* _Work required_
From the data that follows, copy every line holding the string "Parse".

* _Data supplied_
══════════

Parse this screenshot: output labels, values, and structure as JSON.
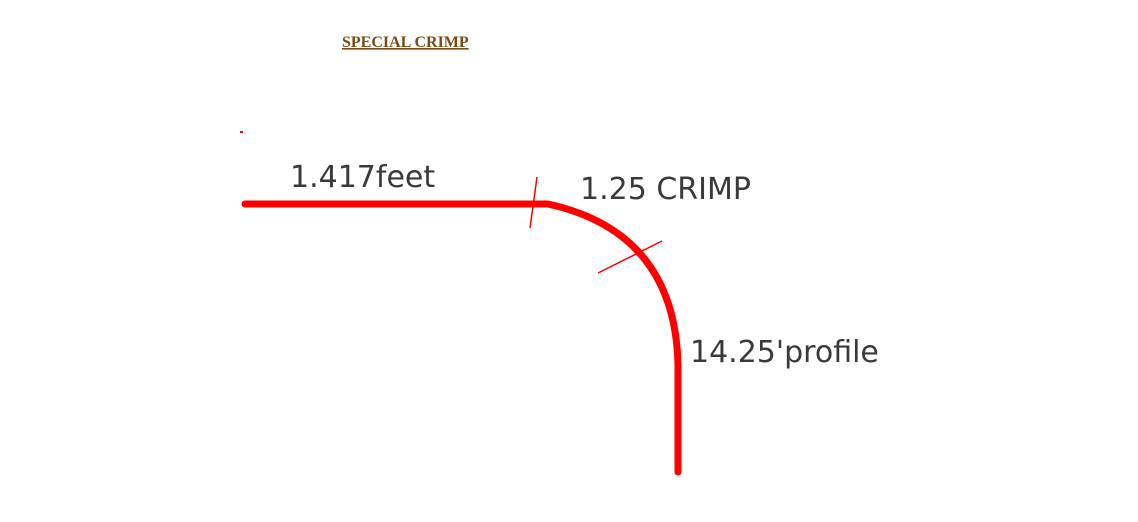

══════════

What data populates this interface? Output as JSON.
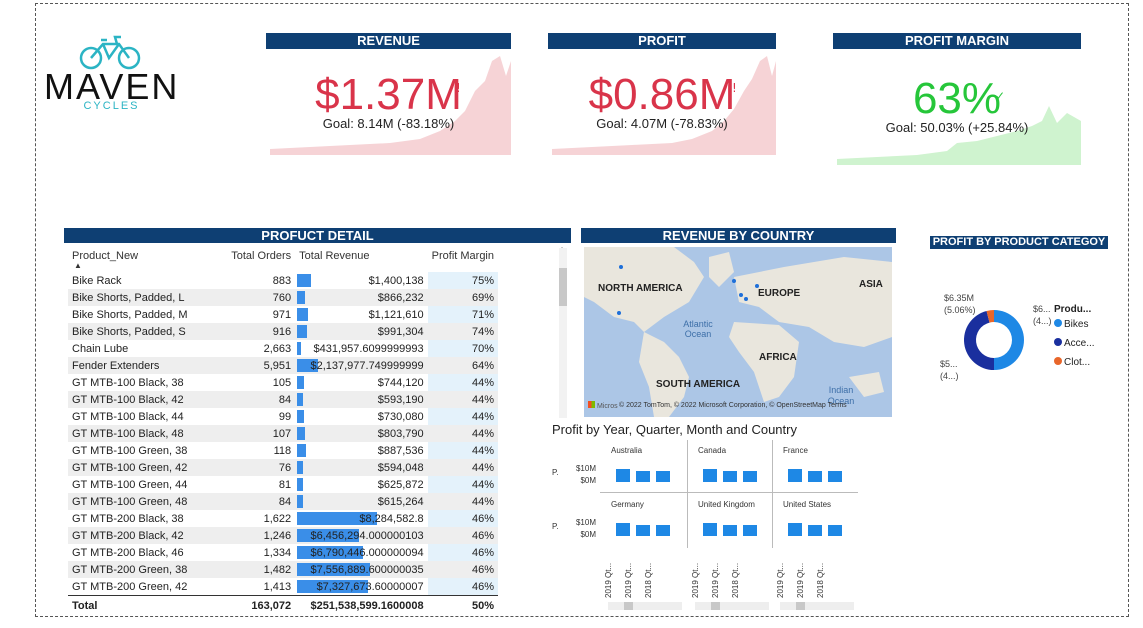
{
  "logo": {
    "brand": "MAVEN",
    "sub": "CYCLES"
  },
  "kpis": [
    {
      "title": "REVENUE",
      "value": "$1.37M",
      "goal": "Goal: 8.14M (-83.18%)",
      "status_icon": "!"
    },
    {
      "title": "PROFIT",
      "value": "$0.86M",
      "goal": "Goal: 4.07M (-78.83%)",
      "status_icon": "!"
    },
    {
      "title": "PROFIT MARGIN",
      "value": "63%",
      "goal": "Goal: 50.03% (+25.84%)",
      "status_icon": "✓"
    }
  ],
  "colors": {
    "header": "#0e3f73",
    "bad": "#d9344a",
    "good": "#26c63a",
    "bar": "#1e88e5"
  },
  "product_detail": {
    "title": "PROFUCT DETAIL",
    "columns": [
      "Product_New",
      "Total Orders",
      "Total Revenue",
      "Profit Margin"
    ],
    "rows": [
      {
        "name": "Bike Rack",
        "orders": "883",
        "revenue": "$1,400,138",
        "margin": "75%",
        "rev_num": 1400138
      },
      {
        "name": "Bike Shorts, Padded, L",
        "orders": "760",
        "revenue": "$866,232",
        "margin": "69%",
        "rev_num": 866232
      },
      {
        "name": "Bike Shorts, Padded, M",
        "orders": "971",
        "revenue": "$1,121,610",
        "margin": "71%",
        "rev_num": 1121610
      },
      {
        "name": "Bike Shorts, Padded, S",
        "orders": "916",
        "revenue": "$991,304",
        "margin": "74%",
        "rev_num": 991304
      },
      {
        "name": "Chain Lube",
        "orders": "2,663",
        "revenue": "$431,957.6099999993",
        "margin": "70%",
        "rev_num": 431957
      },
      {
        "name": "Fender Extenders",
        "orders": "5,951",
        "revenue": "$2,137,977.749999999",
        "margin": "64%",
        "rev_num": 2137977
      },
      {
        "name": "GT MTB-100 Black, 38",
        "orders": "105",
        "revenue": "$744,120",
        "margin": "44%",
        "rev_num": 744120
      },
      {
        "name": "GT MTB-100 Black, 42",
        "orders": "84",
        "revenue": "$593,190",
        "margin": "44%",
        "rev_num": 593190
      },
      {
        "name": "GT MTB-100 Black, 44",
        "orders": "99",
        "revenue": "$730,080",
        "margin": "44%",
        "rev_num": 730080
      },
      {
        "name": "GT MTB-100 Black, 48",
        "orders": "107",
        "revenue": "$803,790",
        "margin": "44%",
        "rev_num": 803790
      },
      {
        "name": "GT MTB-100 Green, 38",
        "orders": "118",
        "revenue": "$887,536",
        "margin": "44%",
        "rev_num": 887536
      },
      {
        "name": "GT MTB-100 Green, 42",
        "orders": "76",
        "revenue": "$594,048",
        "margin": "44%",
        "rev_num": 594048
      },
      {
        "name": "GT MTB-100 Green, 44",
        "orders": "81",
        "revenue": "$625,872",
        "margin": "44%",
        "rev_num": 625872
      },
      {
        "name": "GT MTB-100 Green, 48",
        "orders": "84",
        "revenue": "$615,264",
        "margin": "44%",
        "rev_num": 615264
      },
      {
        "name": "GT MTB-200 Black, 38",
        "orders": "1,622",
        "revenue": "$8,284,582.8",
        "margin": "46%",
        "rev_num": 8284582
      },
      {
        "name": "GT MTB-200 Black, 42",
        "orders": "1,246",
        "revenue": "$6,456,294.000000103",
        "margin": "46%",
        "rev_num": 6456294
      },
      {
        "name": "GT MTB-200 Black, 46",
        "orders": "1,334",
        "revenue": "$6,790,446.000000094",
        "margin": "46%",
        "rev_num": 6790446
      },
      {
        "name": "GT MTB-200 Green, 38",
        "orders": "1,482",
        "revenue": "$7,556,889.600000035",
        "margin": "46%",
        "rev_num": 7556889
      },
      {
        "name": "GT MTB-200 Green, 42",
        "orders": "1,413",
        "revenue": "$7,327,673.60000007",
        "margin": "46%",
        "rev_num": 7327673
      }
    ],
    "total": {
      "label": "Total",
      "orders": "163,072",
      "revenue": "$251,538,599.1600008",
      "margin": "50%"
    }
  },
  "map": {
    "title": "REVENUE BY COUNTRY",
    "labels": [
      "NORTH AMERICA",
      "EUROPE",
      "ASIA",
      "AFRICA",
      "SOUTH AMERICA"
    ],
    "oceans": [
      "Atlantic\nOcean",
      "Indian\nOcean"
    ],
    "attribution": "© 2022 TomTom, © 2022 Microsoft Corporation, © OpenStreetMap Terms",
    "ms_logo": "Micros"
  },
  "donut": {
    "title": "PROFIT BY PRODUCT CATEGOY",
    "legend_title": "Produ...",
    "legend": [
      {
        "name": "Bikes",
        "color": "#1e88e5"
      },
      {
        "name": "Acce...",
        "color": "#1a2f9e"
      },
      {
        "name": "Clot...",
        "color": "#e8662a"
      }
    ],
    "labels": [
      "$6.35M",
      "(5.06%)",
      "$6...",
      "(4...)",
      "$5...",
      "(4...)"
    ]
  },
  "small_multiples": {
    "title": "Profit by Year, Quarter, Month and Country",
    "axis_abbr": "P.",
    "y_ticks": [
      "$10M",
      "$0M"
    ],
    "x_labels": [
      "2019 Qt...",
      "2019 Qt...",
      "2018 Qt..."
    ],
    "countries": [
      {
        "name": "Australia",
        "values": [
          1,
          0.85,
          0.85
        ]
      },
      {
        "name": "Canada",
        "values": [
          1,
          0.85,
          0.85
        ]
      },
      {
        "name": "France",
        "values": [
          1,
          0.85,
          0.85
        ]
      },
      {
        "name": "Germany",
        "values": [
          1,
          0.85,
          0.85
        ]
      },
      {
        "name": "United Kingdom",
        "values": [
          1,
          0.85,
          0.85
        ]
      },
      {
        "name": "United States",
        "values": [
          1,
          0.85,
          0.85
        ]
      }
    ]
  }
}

══════════

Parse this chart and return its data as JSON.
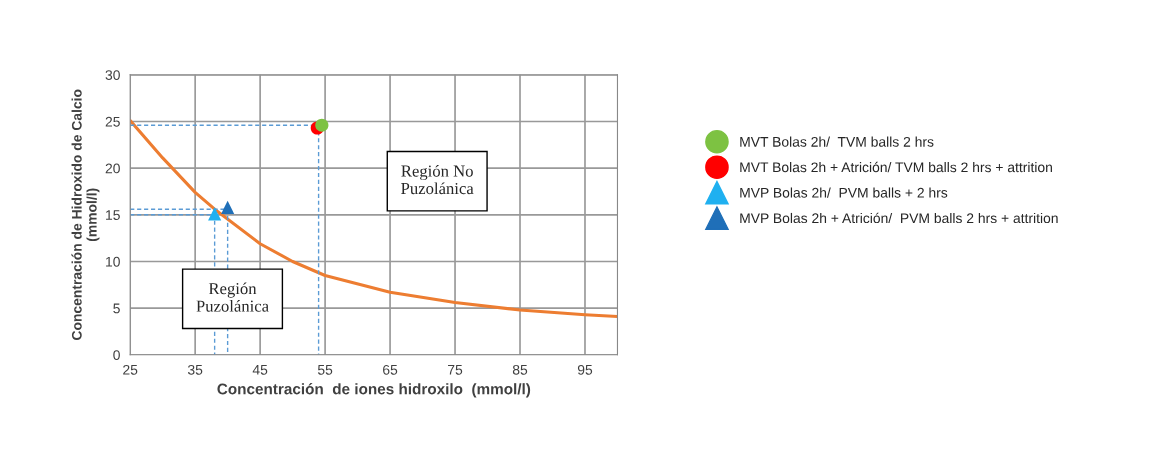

══════════

* _The output_
Parse this screenshot: output labels, values, and structure as JSON.
Parse this chart and return its data as JSON.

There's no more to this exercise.